— BEGIN —

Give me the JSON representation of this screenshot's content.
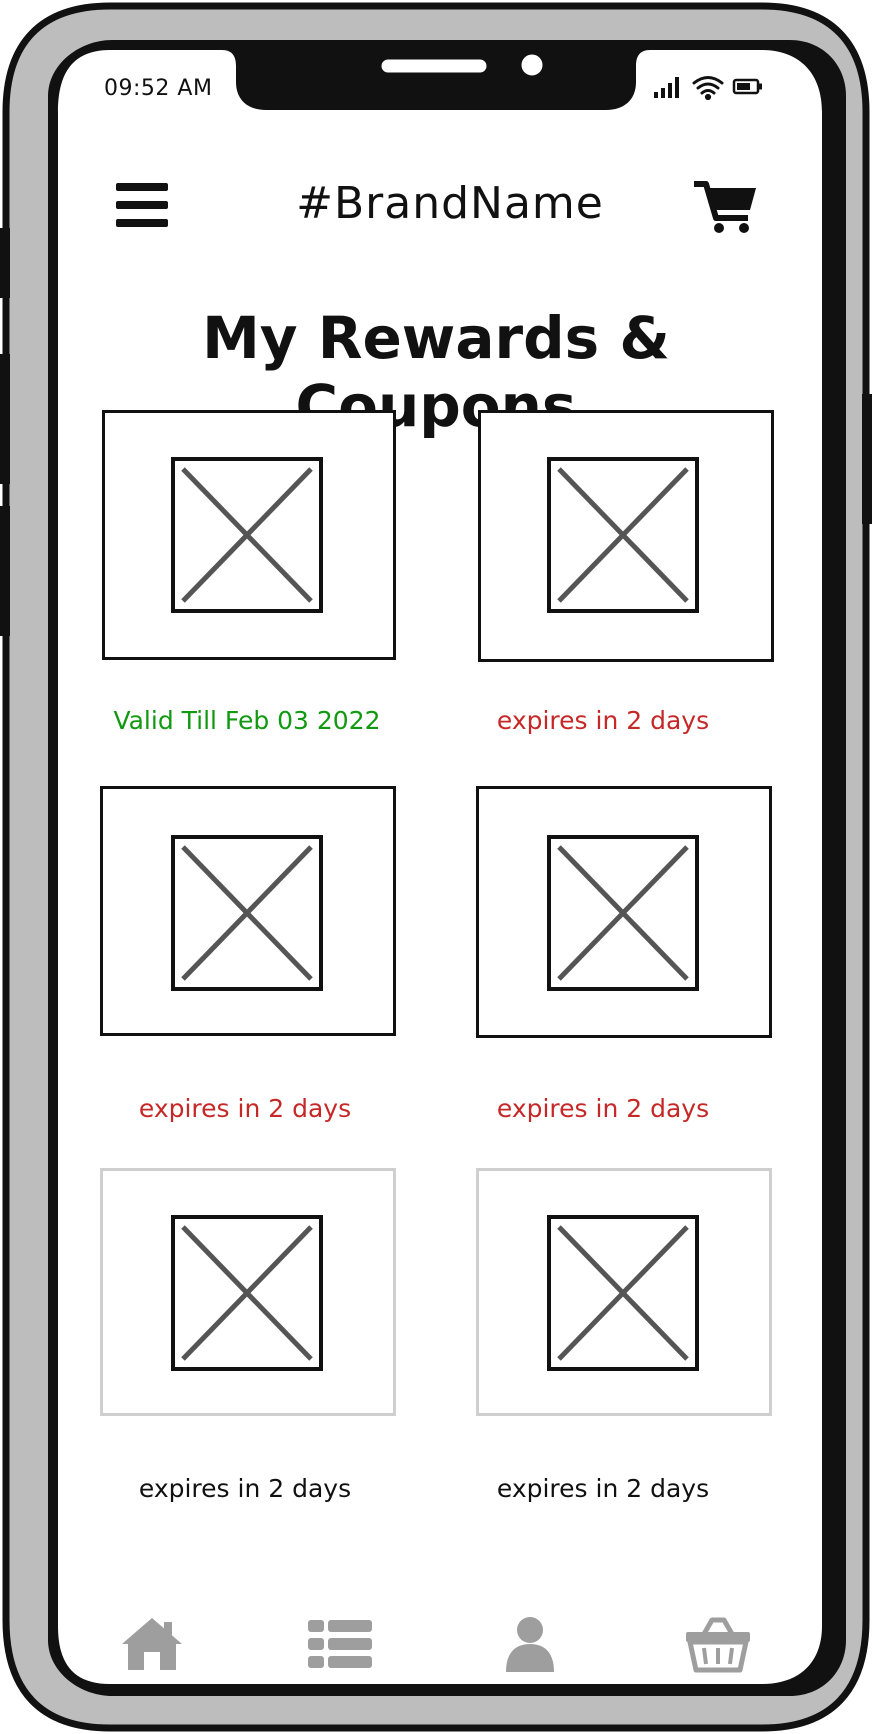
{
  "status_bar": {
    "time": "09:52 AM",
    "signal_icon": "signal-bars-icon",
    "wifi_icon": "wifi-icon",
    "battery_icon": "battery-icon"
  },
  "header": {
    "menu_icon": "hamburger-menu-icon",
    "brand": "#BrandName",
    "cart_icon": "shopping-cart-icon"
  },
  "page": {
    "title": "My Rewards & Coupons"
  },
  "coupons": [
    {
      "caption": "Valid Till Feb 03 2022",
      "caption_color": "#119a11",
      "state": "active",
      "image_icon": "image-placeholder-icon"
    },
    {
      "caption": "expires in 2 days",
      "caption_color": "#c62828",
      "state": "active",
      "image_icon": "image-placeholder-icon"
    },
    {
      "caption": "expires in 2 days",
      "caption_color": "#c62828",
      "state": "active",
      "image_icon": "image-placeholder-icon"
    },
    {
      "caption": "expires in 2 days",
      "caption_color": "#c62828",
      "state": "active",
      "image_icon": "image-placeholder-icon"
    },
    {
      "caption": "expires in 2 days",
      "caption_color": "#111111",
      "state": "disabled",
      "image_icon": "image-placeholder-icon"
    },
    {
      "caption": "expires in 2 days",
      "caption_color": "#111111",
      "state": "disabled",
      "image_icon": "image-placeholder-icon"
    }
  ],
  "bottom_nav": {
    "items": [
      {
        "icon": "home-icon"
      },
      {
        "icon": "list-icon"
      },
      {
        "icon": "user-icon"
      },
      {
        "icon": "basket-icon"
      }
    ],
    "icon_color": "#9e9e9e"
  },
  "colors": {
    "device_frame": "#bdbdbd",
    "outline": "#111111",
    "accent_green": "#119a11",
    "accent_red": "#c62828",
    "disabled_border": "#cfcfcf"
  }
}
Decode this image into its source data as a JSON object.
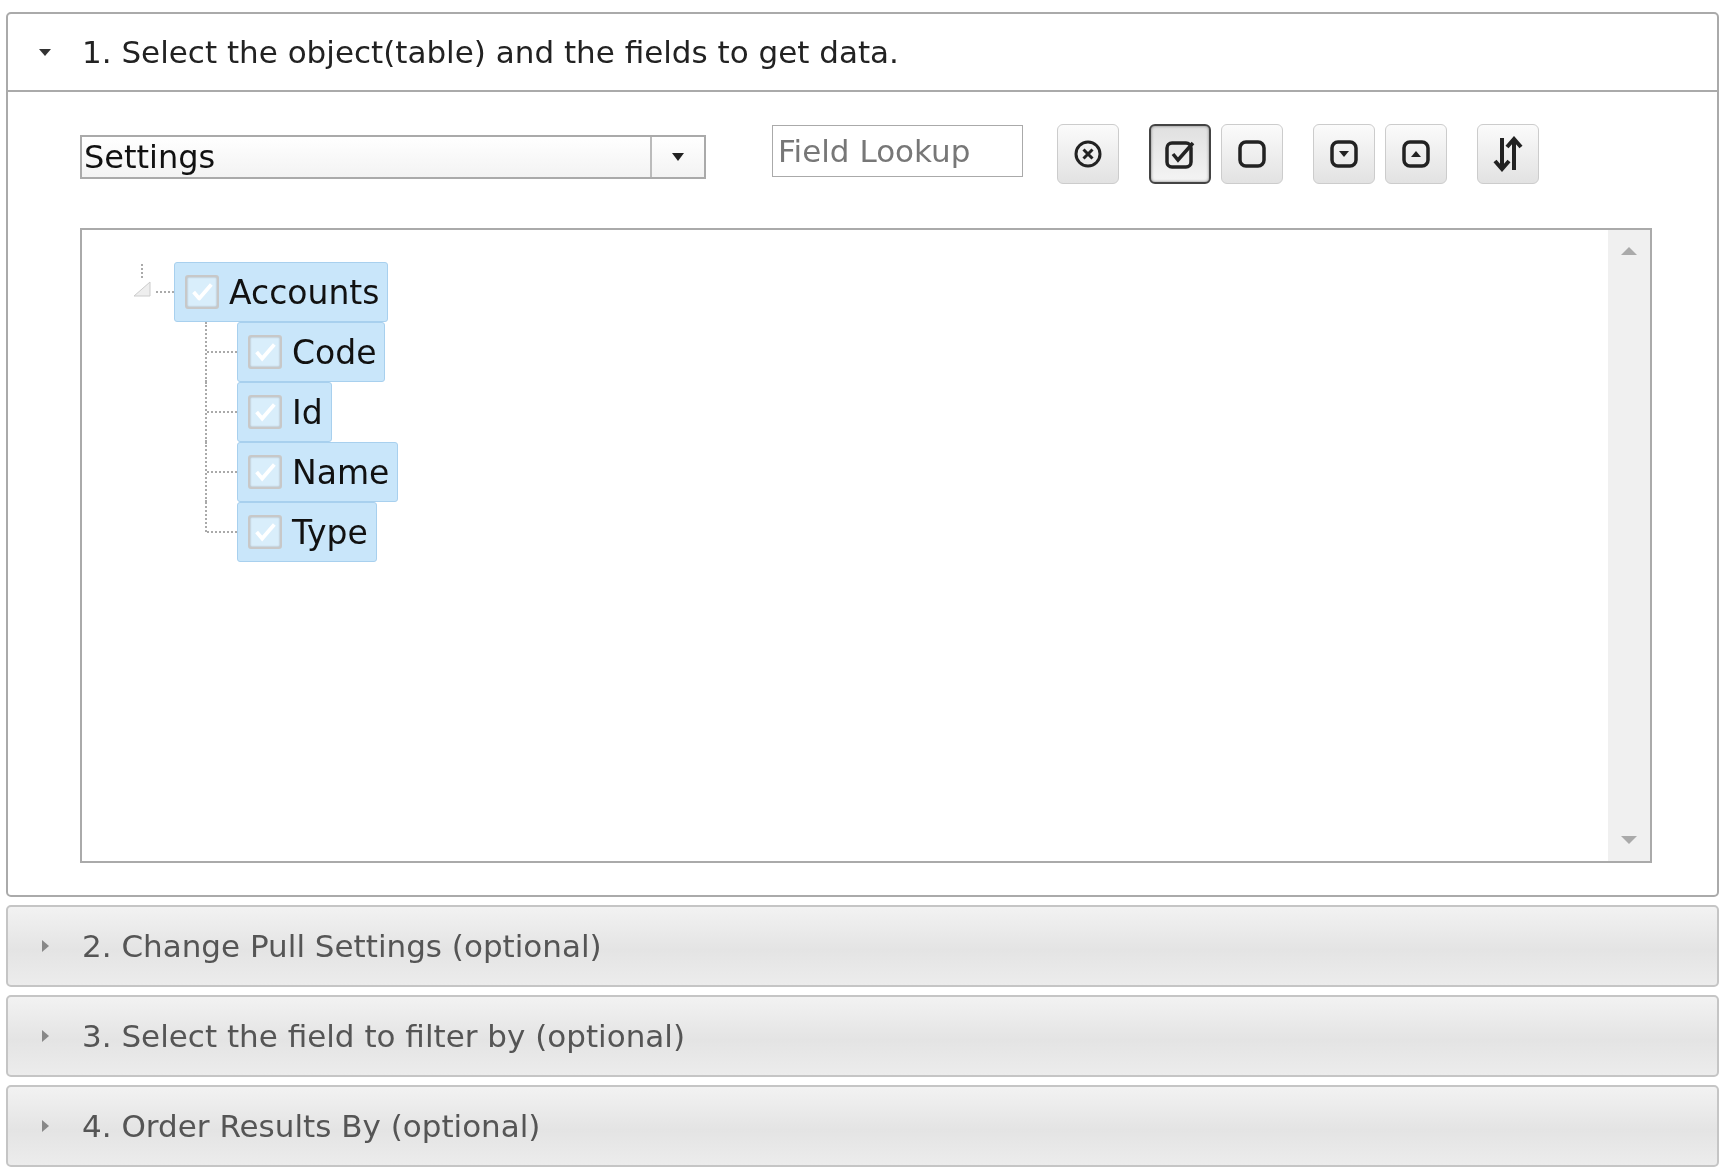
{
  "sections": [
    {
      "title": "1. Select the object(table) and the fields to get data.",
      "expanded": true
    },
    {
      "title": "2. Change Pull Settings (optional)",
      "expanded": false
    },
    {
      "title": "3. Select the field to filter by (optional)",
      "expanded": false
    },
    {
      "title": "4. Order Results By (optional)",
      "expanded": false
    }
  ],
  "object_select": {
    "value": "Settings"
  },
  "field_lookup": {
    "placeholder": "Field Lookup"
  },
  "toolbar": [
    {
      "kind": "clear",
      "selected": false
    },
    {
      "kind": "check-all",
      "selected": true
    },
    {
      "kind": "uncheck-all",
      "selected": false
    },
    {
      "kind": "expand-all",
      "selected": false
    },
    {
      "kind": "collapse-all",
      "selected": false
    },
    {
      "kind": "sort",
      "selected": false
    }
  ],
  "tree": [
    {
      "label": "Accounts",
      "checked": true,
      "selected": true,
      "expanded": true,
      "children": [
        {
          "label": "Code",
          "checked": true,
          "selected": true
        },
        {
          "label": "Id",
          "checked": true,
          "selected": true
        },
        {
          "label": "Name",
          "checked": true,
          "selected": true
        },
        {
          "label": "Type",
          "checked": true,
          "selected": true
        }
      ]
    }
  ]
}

— END —
— BEGIN —

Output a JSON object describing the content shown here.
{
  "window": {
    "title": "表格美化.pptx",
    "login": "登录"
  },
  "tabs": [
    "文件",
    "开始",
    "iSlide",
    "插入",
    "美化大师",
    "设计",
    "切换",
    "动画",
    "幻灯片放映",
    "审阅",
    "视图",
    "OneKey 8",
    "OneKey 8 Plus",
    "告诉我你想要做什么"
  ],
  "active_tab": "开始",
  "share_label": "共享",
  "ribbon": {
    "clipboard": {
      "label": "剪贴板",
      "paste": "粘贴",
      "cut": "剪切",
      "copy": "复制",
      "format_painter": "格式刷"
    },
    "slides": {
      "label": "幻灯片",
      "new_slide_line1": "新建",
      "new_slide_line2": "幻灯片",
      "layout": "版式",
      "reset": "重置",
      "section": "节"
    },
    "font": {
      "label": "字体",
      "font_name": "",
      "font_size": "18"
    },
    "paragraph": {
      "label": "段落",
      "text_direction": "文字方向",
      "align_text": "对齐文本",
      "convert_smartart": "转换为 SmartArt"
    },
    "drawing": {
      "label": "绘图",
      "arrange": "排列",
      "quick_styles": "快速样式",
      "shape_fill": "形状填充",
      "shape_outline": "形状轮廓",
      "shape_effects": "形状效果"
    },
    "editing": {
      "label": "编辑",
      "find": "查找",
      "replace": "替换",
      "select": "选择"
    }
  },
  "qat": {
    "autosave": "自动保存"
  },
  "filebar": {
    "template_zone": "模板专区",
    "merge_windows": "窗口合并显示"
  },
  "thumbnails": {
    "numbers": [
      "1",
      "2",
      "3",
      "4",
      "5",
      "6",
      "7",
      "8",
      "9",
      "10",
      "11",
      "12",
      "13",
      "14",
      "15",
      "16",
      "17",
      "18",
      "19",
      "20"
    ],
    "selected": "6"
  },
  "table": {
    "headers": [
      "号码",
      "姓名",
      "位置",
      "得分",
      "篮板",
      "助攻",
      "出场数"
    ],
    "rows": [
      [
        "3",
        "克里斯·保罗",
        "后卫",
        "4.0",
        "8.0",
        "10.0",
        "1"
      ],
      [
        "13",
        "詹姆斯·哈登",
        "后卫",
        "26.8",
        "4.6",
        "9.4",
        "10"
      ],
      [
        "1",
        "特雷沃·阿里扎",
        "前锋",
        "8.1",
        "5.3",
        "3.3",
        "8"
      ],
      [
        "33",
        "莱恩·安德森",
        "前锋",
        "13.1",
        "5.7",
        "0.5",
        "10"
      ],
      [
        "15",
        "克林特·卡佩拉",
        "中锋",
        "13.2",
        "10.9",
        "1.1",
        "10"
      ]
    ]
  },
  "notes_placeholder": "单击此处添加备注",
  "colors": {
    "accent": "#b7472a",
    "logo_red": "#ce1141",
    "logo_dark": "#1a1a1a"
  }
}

— END —

(Exercise instructions)
Return only the number of lines in the data that contain "content".

(Solution to this exercise)
2